> **GOAL**: Report every line below that holds the word "your".

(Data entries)
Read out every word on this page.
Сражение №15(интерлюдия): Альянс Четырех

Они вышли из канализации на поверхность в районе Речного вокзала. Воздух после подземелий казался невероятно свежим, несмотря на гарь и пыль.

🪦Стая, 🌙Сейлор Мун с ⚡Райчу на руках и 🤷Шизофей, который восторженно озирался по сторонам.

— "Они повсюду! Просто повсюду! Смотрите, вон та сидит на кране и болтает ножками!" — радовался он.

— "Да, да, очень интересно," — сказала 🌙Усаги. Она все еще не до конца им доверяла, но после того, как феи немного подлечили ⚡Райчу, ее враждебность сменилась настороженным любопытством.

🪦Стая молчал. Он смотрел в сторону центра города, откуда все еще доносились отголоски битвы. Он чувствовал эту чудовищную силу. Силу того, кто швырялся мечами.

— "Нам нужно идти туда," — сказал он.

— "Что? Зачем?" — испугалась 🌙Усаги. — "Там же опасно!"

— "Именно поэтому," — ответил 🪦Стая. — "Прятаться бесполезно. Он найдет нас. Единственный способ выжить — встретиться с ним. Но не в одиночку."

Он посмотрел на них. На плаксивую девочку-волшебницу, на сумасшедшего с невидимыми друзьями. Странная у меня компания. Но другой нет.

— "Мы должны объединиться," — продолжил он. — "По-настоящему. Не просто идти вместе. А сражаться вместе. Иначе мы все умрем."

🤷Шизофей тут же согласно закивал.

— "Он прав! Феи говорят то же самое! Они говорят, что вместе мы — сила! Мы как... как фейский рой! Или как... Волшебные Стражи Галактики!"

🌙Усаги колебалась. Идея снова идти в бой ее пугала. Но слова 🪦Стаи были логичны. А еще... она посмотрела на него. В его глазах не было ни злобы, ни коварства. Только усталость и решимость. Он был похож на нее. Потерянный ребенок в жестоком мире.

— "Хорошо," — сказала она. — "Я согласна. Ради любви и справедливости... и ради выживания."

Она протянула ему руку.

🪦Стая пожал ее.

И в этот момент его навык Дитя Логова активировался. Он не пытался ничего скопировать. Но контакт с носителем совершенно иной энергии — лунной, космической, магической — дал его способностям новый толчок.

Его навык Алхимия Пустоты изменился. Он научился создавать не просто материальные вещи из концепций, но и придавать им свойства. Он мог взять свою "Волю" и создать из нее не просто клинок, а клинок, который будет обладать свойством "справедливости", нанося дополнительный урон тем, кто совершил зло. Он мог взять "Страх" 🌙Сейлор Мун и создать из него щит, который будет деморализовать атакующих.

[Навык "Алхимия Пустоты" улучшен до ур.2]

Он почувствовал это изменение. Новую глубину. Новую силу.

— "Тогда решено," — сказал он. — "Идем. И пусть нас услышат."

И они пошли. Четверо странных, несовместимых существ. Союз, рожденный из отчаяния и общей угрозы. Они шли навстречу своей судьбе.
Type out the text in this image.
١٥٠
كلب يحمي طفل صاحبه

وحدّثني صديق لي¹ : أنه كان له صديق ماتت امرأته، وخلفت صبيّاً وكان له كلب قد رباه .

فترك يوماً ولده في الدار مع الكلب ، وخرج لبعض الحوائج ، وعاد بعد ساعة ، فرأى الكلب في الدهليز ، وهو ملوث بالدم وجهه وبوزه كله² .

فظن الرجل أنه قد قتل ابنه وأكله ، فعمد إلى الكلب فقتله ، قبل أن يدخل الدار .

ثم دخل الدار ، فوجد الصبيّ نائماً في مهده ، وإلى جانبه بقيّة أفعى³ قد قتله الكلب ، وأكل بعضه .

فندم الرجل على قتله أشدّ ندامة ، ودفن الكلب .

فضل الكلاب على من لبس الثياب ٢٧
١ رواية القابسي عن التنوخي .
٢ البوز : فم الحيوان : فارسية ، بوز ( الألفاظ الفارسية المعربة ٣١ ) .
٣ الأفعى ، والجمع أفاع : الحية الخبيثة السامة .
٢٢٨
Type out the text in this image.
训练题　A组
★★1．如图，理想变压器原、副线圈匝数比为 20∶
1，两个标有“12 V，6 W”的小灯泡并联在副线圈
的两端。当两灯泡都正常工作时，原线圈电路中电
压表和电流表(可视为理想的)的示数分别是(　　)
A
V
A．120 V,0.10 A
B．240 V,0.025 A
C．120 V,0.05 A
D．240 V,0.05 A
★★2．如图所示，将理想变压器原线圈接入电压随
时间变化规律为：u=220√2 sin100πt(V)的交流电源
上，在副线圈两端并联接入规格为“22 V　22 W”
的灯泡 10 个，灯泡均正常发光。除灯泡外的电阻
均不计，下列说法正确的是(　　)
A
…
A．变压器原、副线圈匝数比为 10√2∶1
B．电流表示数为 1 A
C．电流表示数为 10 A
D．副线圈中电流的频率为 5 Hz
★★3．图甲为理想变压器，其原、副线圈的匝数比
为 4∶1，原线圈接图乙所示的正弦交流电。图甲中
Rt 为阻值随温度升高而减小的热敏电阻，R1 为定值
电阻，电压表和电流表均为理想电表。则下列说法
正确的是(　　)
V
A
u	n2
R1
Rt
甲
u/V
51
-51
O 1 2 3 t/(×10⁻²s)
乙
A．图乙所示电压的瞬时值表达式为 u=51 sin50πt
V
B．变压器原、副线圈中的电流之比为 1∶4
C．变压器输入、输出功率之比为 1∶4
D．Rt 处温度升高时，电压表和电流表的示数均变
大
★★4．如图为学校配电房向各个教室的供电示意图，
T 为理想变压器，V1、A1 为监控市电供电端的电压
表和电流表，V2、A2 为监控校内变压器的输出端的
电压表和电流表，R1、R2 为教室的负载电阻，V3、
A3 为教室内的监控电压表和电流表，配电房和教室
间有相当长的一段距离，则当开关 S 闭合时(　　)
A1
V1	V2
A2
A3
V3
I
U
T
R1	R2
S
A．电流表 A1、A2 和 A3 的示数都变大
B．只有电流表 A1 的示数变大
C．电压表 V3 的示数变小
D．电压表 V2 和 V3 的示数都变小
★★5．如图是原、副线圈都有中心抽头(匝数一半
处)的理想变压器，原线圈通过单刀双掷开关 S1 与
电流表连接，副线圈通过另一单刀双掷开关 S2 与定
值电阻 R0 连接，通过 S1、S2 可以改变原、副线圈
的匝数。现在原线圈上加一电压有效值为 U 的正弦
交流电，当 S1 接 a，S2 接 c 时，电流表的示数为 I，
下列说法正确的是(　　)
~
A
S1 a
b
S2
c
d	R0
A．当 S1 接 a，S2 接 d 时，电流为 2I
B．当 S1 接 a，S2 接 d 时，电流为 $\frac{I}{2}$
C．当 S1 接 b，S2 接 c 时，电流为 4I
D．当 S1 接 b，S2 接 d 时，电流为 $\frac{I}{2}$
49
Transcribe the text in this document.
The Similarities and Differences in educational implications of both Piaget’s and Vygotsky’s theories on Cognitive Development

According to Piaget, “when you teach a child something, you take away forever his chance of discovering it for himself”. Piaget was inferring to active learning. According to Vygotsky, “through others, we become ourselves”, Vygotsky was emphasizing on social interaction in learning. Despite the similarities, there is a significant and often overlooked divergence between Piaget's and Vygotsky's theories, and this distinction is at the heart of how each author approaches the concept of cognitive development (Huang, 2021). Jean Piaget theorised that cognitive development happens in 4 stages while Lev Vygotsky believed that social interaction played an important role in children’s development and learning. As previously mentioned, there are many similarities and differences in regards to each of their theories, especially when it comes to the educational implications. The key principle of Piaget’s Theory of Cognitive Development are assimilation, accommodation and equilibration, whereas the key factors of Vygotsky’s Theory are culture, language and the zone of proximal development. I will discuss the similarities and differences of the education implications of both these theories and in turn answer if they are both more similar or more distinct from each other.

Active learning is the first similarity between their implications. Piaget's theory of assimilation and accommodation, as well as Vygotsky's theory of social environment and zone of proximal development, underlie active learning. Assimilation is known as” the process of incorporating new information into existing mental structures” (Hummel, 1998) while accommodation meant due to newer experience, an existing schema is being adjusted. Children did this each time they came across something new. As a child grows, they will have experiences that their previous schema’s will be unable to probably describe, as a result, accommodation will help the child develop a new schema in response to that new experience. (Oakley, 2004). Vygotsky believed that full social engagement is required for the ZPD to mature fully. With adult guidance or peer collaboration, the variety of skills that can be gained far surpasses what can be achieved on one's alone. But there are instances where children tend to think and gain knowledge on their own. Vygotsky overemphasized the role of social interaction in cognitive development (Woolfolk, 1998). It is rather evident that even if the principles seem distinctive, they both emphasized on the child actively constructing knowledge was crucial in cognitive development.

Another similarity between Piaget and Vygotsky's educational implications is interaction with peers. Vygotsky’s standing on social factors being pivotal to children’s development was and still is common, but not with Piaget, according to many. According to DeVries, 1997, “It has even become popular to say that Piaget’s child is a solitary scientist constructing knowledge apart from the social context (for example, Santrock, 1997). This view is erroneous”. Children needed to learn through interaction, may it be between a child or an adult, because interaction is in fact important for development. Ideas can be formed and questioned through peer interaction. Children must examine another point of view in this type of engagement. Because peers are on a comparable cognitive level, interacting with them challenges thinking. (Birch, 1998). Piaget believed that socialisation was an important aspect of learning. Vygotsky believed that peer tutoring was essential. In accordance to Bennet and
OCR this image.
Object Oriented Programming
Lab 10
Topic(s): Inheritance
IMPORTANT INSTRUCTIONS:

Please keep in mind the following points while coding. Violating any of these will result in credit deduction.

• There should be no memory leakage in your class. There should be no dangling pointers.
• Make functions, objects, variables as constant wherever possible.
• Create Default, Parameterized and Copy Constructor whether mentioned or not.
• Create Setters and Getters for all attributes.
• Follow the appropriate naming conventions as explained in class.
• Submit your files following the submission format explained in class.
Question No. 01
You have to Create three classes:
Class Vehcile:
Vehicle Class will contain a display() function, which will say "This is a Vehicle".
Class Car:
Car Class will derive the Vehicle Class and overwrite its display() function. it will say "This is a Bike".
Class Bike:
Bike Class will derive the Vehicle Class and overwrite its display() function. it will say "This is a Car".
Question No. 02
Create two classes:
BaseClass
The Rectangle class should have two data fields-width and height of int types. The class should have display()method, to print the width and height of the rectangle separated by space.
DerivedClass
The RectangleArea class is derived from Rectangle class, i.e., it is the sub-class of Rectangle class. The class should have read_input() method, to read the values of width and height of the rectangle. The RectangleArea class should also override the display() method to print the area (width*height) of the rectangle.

> **EXERCISE RESULT**:
• There should be no memory leakage in your class. There should be no dangling pointers.
• Submit your files following the submission format explained in class.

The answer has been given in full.